(Collection entries)
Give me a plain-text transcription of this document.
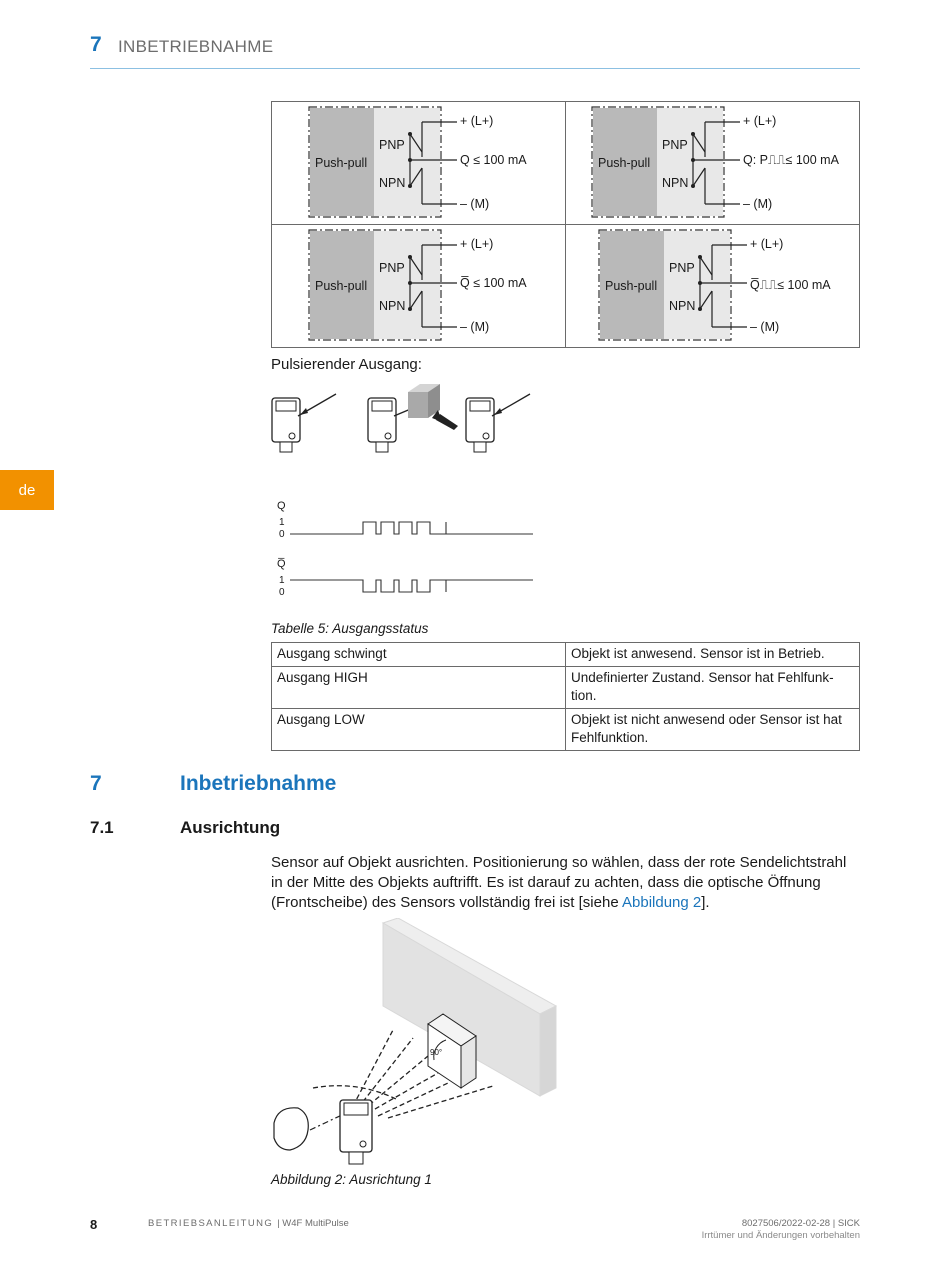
7 INBETRIEBNAHME
de
Push-pull
PNP
NPN
+ (L+)
Q ≤ 100 mA
– (M)
Push-pull
PNP
NPN
+ (L+)
Q: P⎍⎍≤ 100 mA
– (M)
Push-pull
PNP
NPN
+ (L+)
Q̅ ≤ 100 mA
– (M)
Push-pull
PNP
NPN
+ (L+)
Q̅⎍⎍≤ 100 mA
– (M)
Pulsierender Ausgang:
Q
1
0
Q̅
1
0
Tabelle 5: Ausgangsstatus
Ausgang schwingt	Objekt ist anwesend. Sensor ist in Betrieb.
Ausgang HIGH	Undefinierter Zustand. Sensor hat Fehlfunk-tion.
Ausgang LOW	Objekt ist nicht anwesend oder Sensor ist hat Fehlfunktion.
7	Inbetriebnahme
7.1	Ausrichtung
Sensor auf Objekt ausrichten. Positionierung so wählen, dass der rote Sendelichtstrahl in der Mitte des Objekts auftrifft. Es ist darauf zu achten, dass die optische Öffnung (Frontscheibe) des Sensors vollständig frei ist [siehe Abbildung 2].
90°
Abbildung 2: Ausrichtung 1
8	BETRIEBSANLEITUNG | W4F MultiPulse	8027506/2022-02-28 | SICK
Irrtümer und Änderungen vorbehalten
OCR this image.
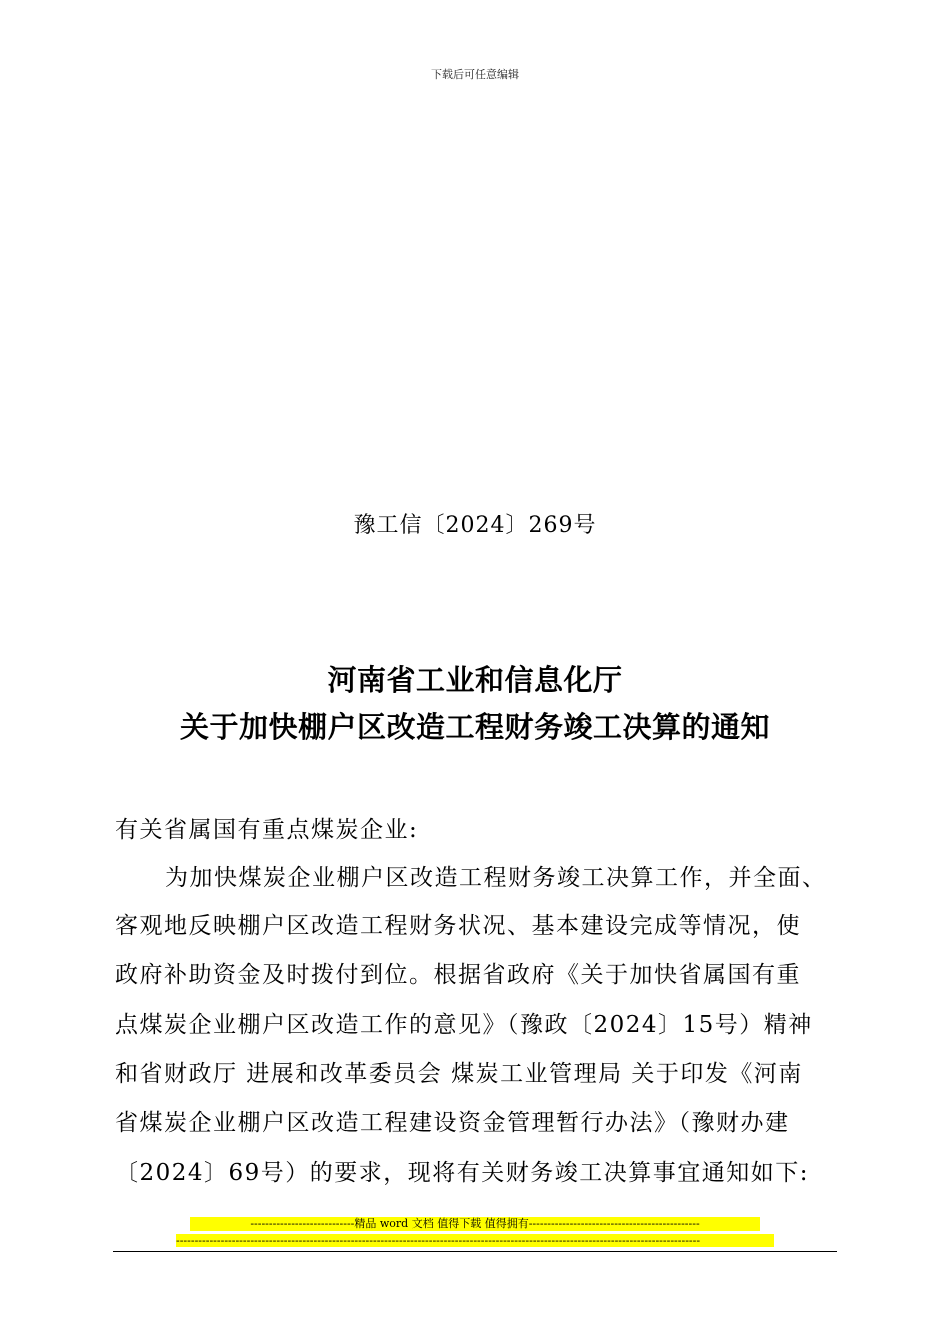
下载后可任意编辑
豫工信〔2024〕269号
河南省工业和信息化厅
关于加快棚户区改造工程财务竣工决算的通知
有关省属国有重点煤炭企业:
为加快煤炭企业棚户区改造工程财务竣工决算工作，并全面、
客观地反映棚户区改造工程财务状况、基本建设完成等情况，使
政府补助资金及时拨付到位。根据省政府《关于加快省属国有重
点煤炭企业棚户区改造工作的意见》（豫政〔2024〕15号）精神
和省财政厅 进展和改革委员会 煤炭工业管理局 关于印发《河南
省煤炭企业棚户区改造工程建设资金管理暂行办法》（豫财办建
〔2024〕69号）的要求，现将有关财务竣工决算事宜通知如下:
----------------------------精品 word 文档 值得下载 值得拥有----------------------------------------------
---------------------------------------------------------------------------------------------------------------------------------------------
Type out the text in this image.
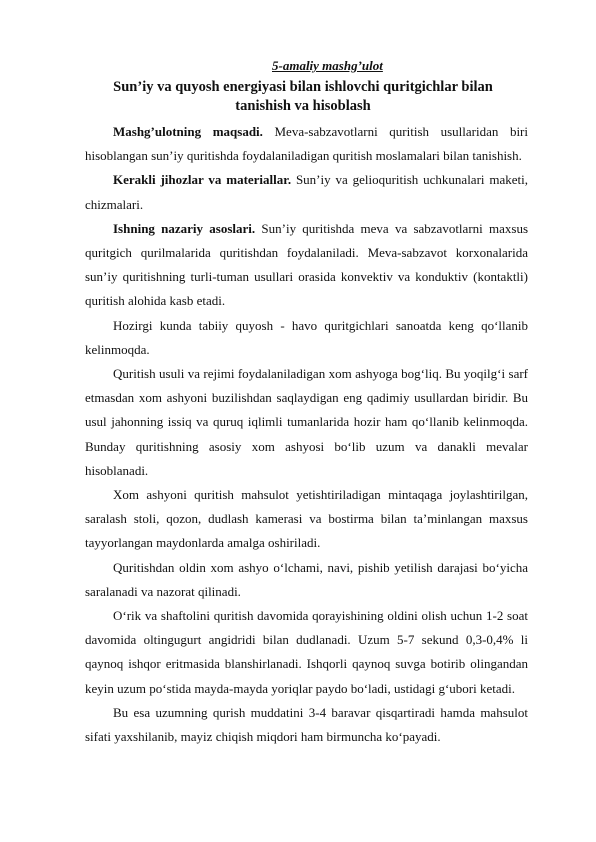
5-amaliy mashg’ulot
Sun’iy va quyosh energiyasi bilan ishlovchi quritgichlar bilan
tanishish va hisoblash

Mashg’ulotning maqsadi. Meva-sabzavotlarni quritish usullaridan biri hisoblangan sun’iy quritishda foydalaniladigan quritish moslamalari bilan tanishish.

Kerakli jihozlar va materiallar. Sun’iy va gelioquritish uchkunalari maketi, chizmalari.

Ishning nazariy asoslari. Sun’iy quritishda meva va sabzavotlarni maxsus quritgich qurilmalarida quritishdan foydalaniladi. Meva-sabzavot korxonalarida sun’iy quritishning turli-tuman usullari orasida konvektiv va konduktiv (kontaktli) quritish alohida kasb etadi.

Hozirgi kunda tabiiy quyosh - havo quritgichlari sanoatda keng qo‘llanib kelinmoqda.

Quritish usuli va rejimi foydalaniladigan xom ashyoga bog‘liq. Bu yoqilg‘i sarf etmasdan xom ashyoni buzilishdan saqlaydigan eng qadimiy usullardan biridir. Bu usul jahonning issiq va quruq iqlimli tumanlarida hozir ham qo‘llanib kelinmoqda. Bunday quritishning asosiy xom ashyosi bo‘lib uzum va danakli mevalar hisoblanadi.

Xom ashyoni quritish mahsulot yetishtiriladigan mintaqaga joylashtirilgan, saralash stoli, qozon, dudlash kamerasi va bostirma bilan ta’minlangan maxsus tayyorlangan maydonlarda amalga oshiriladi.

Quritishdan oldin xom ashyo o‘lchami, navi, pishib yetilish darajasi bo‘yicha saralanadi va nazorat qilinadi.

O‘rik va shaftolini quritish davomida qorayishining oldini olish uchun 1-2 soat davomida oltingugurt angidridi bilan dudlanadi. Uzum 5-7 sekund 0,3-0,4% li qaynoq ishqor eritmasida blanshirlanadi. Ishqorli qaynoq suvga botirib olingandan keyin uzum po‘stida mayda-mayda yoriqlar paydo bo‘ladi, ustidagi g‘ubori ketadi.

Bu esa uzumning qurish muddatini 3-4 baravar qisqartiradi hamda mahsulot sifati yaxshilanib, mayiz chiqish miqdori ham birmuncha ko‘payadi.
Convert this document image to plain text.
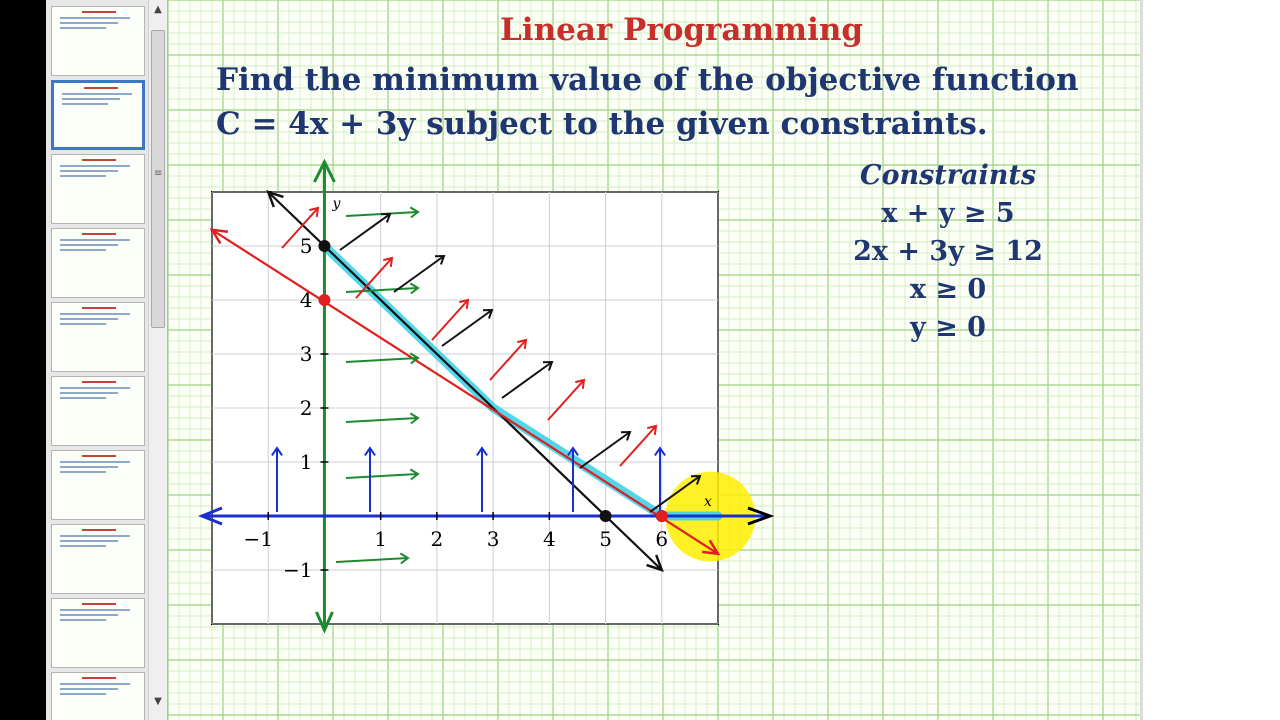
▲
≡
▼
Linear Programming
Find the minimum value of the objective function
C = 4x + 3y subject to the given constraints.
Constraints
x + y ≥ 5
2x + 3y ≥ 12
x ≥ 0
y ≥ 0
−1	1 2 3 4 5 6
−1
1
2
3
4
5
y
x
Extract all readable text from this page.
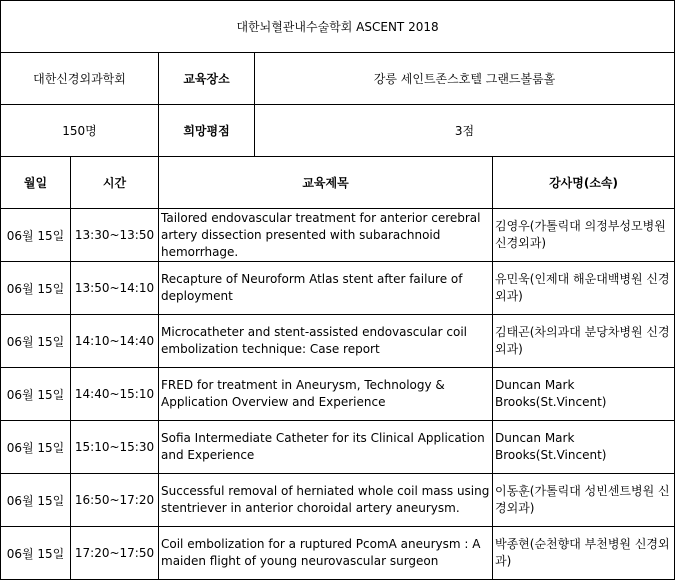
대한뇌혈관내수술학회 ASCENT 2018				
대한신경외과학회		교육장소	강릉 세인트존스호텔 그랜드볼룸홀	
150명		희망평점	3점	
월일	시간	교육제목		강사명(소속)
06월 15일	13:30~13:50	Tailored endovascular treatment for anterior cerebral artery dissection presented with subarachnoid hemorrhage.		김영우(가톨릭대 의정부성모병원 신경외과)
06월 15일	13:50~14:10	Recapture of Neuroform Atlas stent after failure of deployment		유민욱(인제대 해운대백병원 신경외과)
06월 15일	14:10~14:40	Microcatheter and stent-assisted endovascular coil embolization technique: Case report		김태곤(차의과대 분당차병원 신경외과)
06월 15일	14:40~15:10	FRED for treatment in Aneurysm, Technology & Application Overview and Experience		Duncan Mark Brooks(St.Vincent)
06월 15일	15:10~15:30	Sofia Intermediate Catheter for its Clinical Application and Experience		Duncan Mark Brooks(St.Vincent)
06월 15일	16:50~17:20	Successful removal of herniated whole coil mass using stentriever in anterior choroidal artery aneurysm.		이동훈(가톨릭대 성빈센트병원 신경외과)
06월 15일	17:20~17:50	Coil embolization for a ruptured PcomA aneurysm : A maiden flight of young neurovascular surgeon		박종현(순천향대 부천병원 신경외과)
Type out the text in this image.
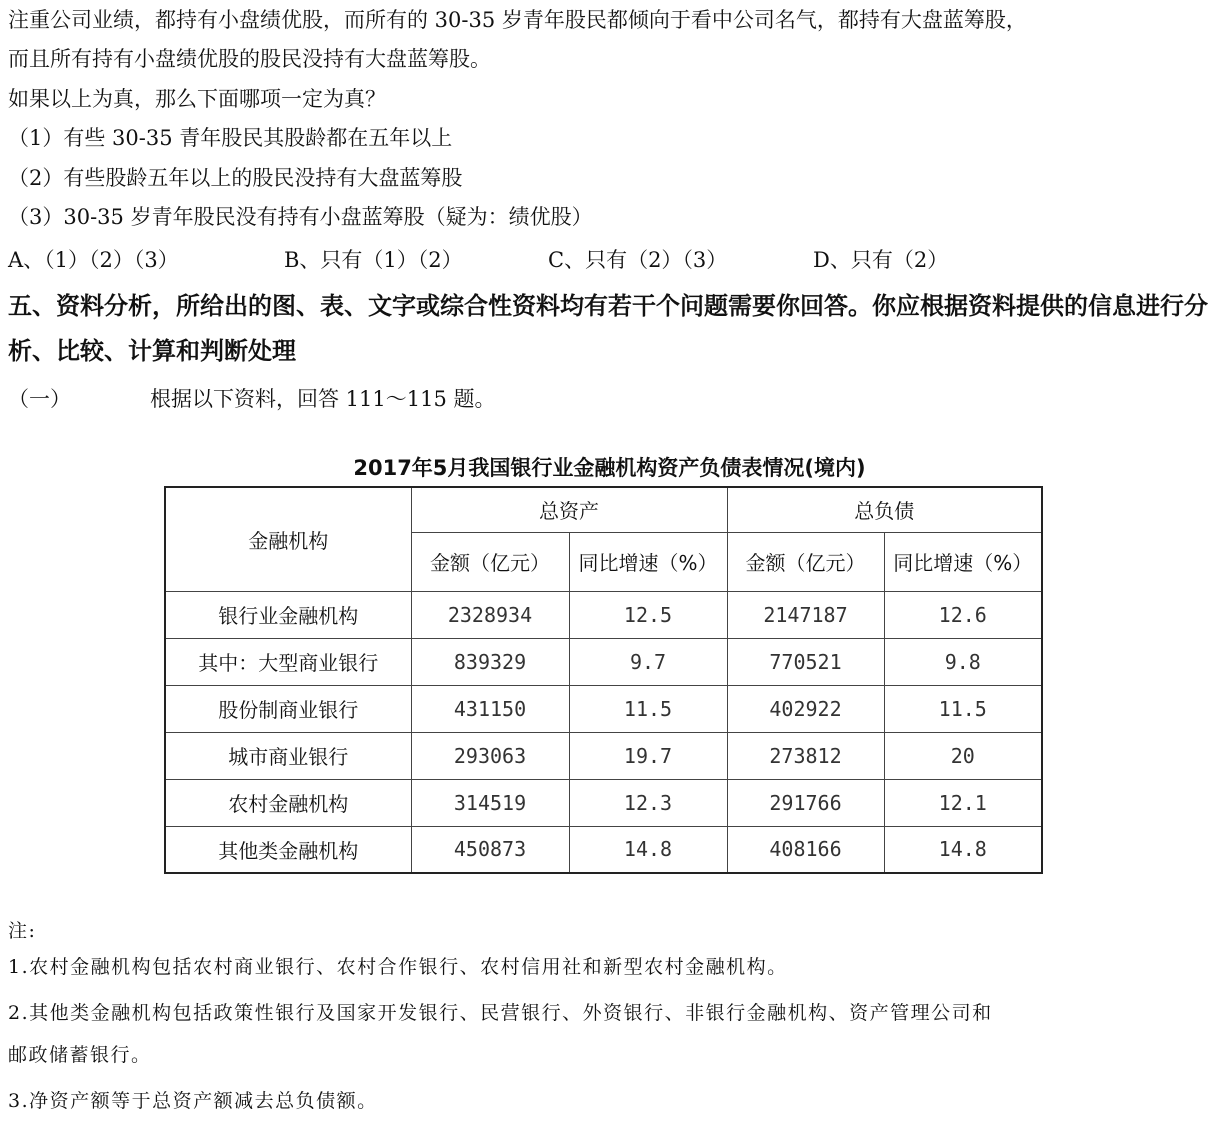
注重公司业绩，都持有小盘绩优股，而所有的 30-35 岁青年股民都倾向于看中公司名气，都持有大盘蓝筹股，
而且所有持有小盘绩优股的股民没持有大盘蓝筹股。
如果以上为真，那么下面哪项一定为真？
（1）有些 30-35 青年股民其股龄都在五年以上
（2）有些股龄五年以上的股民没持有大盘蓝筹股
（3）30-35 岁青年股民没有持有小盘蓝筹股（疑为：绩优股）
A、（1）（2）（3）	B、只有（1）（2）	C、只有（2）（3）	D、只有（2）
五、资料分析，所给出的图、表、文字或综合性资料均有若干个问题需要你回答。你应根据资料提供的信息进行分析、比较、计算和判断处理
（一）	根据以下资料，回答 111～115 题。
2017年5月我国银行业金融机构资产负债表情况(境内)
金融机构	总资产		总负债	
	金额（亿元）	同比增速（%）	金额（亿元）	同比增速（%）
银行业金融机构	2328934	12.5	2147187	12.6
其中：大型商业银行	839329	9.7	770521	9.8
股份制商业银行	431150	11.5	402922	11.5
城市商业银行	293063	19.7	273812	20
农村金融机构	314519	12.3	291766	12.1
其他类金融机构	450873	14.8	408166	14.8
注:
1.农村金融机构包括农村商业银行、农村合作银行、农村信用社和新型农村金融机构。
2.其他类金融机构包括政策性银行及国家开发银行、民营银行、外资银行、非银行金融机构、资产管理公司和
邮政储蓄银行。
3.净资产额等于总资产额减去总负债额。
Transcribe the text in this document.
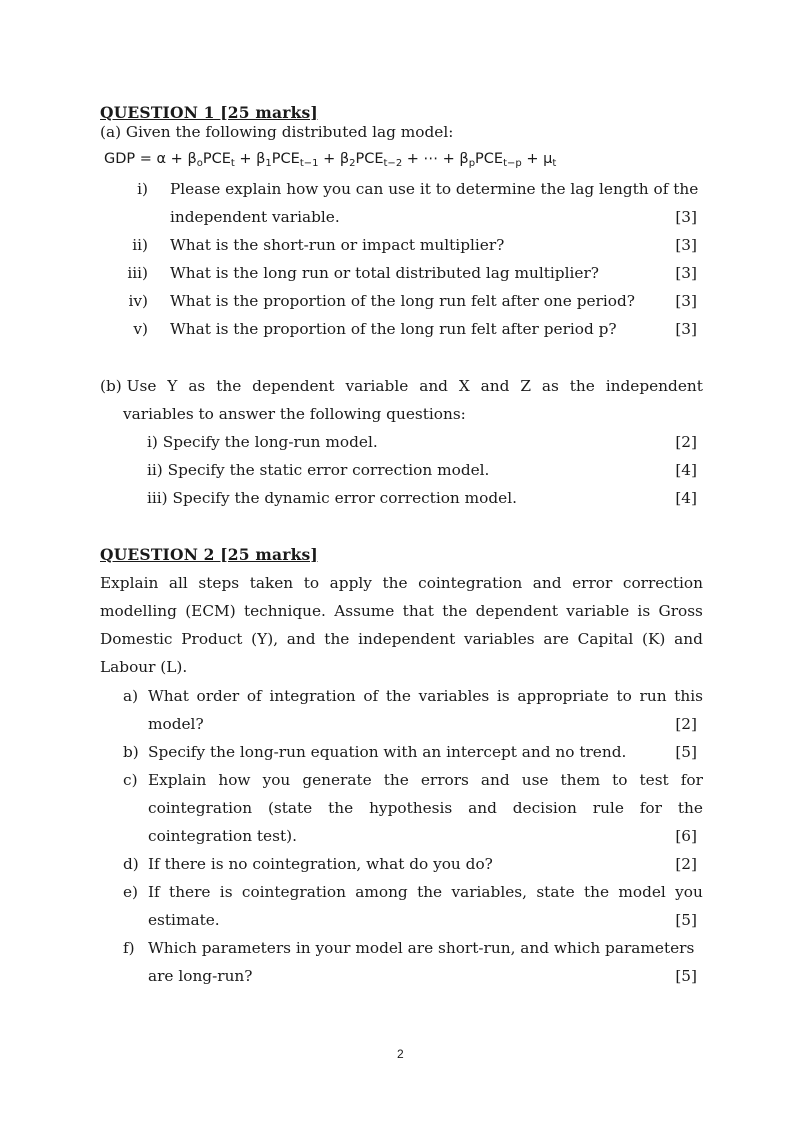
QUESTION 1 [25 marks]
(a) Given the following distributed lag model:
GDP = $\alpha + \beta_oPCE_t + \beta_1PCE_{t-1} + \beta_2PCE_{t-2}$ + ⋯ + $\beta_pPCE_{t-p} + \mu_t$
i) Please explain how you can use it to determine the lag length of the
independent variable.	[3]
ii) What is the short-run or impact multiplier?	[3]
iii) What is the long run or total distributed lag multiplier?	[3]
iv) What is the proportion of the long run felt after one period?	[3]
v) What is the proportion of the long run felt after period p?	[3]
(b) Use Y as the dependent variable and X and Z as the independent
variables to answer the following questions:
i) Specify the long-run model.	[2]
ii) Specify the static error correction model.	[4]
iii) Specify the dynamic error correction model.	[4]
QUESTION 2 [25 marks]
Explain all steps taken to apply the cointegration and error correction
modelling (ECM) technique. Assume that the dependent variable is Gross
Domestic Product (Y), and the independent variables are Capital (K) and
Labour (L).
a) What order of integration of the variables is appropriate to run this
model?	[2]
b) Specify the long-run equation with an intercept and no trend.	[5]
c) Explain how you generate the errors and use them to test for
cointegration (state the hypothesis and decision rule for the
cointegration test).	[6]
d) If there is no cointegration, what do you do?	[2]
e) If there is cointegration among the variables, state the model you
estimate.	[5]
f) Which parameters in your model are short-run, and which parameters
are long-run?	[5]
2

__EXERCISE GOAL__. Looking at the records above, tally the lines holding "marks" and reply with that number only.

__OUTPUT FOR THIS EXERCISE__. 2